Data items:
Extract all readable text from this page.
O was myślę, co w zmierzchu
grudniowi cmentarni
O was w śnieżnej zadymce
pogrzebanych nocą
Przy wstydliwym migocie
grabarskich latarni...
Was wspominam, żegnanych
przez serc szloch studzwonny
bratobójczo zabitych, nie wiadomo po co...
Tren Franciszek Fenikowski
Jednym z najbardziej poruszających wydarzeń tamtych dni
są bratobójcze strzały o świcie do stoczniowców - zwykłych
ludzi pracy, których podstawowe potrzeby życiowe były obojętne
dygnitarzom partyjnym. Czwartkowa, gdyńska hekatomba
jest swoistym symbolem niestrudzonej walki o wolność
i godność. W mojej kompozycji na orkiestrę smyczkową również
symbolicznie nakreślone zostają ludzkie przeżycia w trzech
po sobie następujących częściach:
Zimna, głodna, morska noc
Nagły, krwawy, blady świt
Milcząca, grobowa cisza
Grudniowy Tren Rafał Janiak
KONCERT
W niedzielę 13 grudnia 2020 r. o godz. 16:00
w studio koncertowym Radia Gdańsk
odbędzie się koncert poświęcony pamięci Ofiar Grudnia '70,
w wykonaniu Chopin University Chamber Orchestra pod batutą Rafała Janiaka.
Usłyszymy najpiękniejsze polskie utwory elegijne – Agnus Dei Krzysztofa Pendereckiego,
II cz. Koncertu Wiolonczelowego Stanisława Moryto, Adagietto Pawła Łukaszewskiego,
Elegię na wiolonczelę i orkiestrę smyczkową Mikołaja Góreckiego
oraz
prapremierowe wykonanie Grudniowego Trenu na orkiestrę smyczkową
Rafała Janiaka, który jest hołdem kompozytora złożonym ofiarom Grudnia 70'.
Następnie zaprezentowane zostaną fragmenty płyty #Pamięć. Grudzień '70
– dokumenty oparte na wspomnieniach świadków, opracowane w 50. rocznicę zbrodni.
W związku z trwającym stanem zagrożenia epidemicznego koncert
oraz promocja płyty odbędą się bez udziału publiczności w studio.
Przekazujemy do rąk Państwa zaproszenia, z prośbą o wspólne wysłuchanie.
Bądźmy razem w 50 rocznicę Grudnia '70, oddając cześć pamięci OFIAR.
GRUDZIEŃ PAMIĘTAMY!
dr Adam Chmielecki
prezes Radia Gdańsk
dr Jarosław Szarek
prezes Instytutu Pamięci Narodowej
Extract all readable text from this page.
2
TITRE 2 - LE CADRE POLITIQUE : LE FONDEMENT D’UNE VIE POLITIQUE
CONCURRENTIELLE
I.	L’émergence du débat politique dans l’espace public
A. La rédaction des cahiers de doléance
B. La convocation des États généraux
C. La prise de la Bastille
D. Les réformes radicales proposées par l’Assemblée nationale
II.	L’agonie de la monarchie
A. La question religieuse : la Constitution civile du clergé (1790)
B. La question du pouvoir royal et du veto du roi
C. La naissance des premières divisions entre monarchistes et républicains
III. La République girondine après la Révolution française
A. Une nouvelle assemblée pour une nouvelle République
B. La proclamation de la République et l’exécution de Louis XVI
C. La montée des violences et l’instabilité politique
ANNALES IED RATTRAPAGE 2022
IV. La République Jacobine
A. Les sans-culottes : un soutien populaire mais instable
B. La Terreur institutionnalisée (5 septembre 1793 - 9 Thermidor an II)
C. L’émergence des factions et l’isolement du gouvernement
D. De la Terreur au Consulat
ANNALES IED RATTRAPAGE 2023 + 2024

• GIVEN TASK
Transcribe the material exactly as it reads.

• OUTPUT
Extract all readable text from this page.
O was myślę, co w zmierzchu
grudniowi cmentarni
O was w śnieżnej zadymce
pogrzebanych nocą
Przy wstydliwym migocie
grabarskich latarni...
Was wspominam, żegnanych
przez serc szloch studzwonny
bratobójczo zabitych, nie wiadomo po co...
Tren Franciszek Fenikowski
Jednym z najbardziej poruszających wydarzeń tamtych dni
są bratobójcze strzały o świcie do stoczniowców - zwykłych
ludzi pracy, których podstawowe potrzeby życiowe były obojętne
dygnitarzom partyjnym. Czwartkowa, gdyńska hekatomba
jest swoistym symbolem niestrudzonej walki o wolność
i godność. W mojej kompozycji na orkiestrę smyczkową również
symbolicznie nakreślone zostają ludzkie przeżycia w trzech
po sobie następujących częściach:
Zimna, głodna, morska noc
Nagły, krwawy, blady świt
Milcząca, grobowa cisza
Grudniowy Tren Rafał Janiak
KONCERT
W niedzielę 13 grudnia 2020 r. o godz. 16:00
w studio koncertowym Radia Gdańsk
odbędzie się koncert poświęcony pamięci Ofiar Grudnia '70,
w wykonaniu Chopin University Chamber Orchestra pod batutą Rafała Janiaka.
Usłyszymy najpiękniejsze polskie utwory elegijne – Agnus Dei Krzysztofa Pendereckiego,
II cz. Koncertu Wiolonczelowego Stanisława Moryto, Adagietto Pawła Łukaszewskiego,
Elegię na wiolonczelę i orkiestrę smyczkową Mikołaja Góreckiego
oraz
prapremierowe wykonanie Grudniowego Trenu na orkiestrę smyczkową
Rafała Janiaka, który jest hołdem kompozytora złożonym ofiarom Grudnia 70'.
Następnie zaprezentowane zostaną fragmenty płyty #Pamięć. Grudzień '70
– dokumenty oparte na wspomnieniach świadków, opracowane w 50. rocznicę zbrodni.
W związku z trwającym stanem zagrożenia epidemicznego koncert
oraz promocja płyty odbędą się bez udziału publiczności w studio.
Przekazujemy do rąk Państwa zaproszenia, z prośbą o wspólne wysłuchanie.
Bądźmy razem w 50 rocznicę Grudnia '70, oddając cześć pamięci OFIAR.
GRUDZIEŃ PAMIĘTAMY!
dr Adam Chmielecki
prezes Radia Gdańsk
dr Jarosław Szarek
prezes Instytutu Pamięci Narodowej
Extract all readable text from this page.
2
TITRE 2 - LE CADRE POLITIQUE : LE FONDEMENT D’UNE VIE POLITIQUE
CONCURRENTIELLE
I.	L’émergence du débat politique dans l’espace public
A. La rédaction des cahiers de doléance
B. La convocation des États généraux
C. La prise de la Bastille
D. Les réformes radicales proposées par l’Assemblée nationale
II.	L’agonie de la monarchie
A. La question religieuse : la Constitution civile du clergé (1790)
B. La question du pouvoir royal et du veto du roi
C. La naissance des premières divisions entre monarchistes et républicains
III. La République girondine après la Révolution française
A. Une nouvelle assemblée pour une nouvelle République
B. La proclamation de la République et l’exécution de Louis XVI
C. La montée des violences et l’instabilité politique
ANNALES IED RATTRAPAGE 2022
IV. La République Jacobine
A. Les sans-culottes : un soutien populaire mais instable
B. La Terreur institutionnalisée (5 septembre 1793 - 9 Thermidor an II)
C. L’émergence des factions et l’isolement du gouvernement
D. De la Terreur au Consulat
ANNALES IED RATTRAPAGE 2023 + 2024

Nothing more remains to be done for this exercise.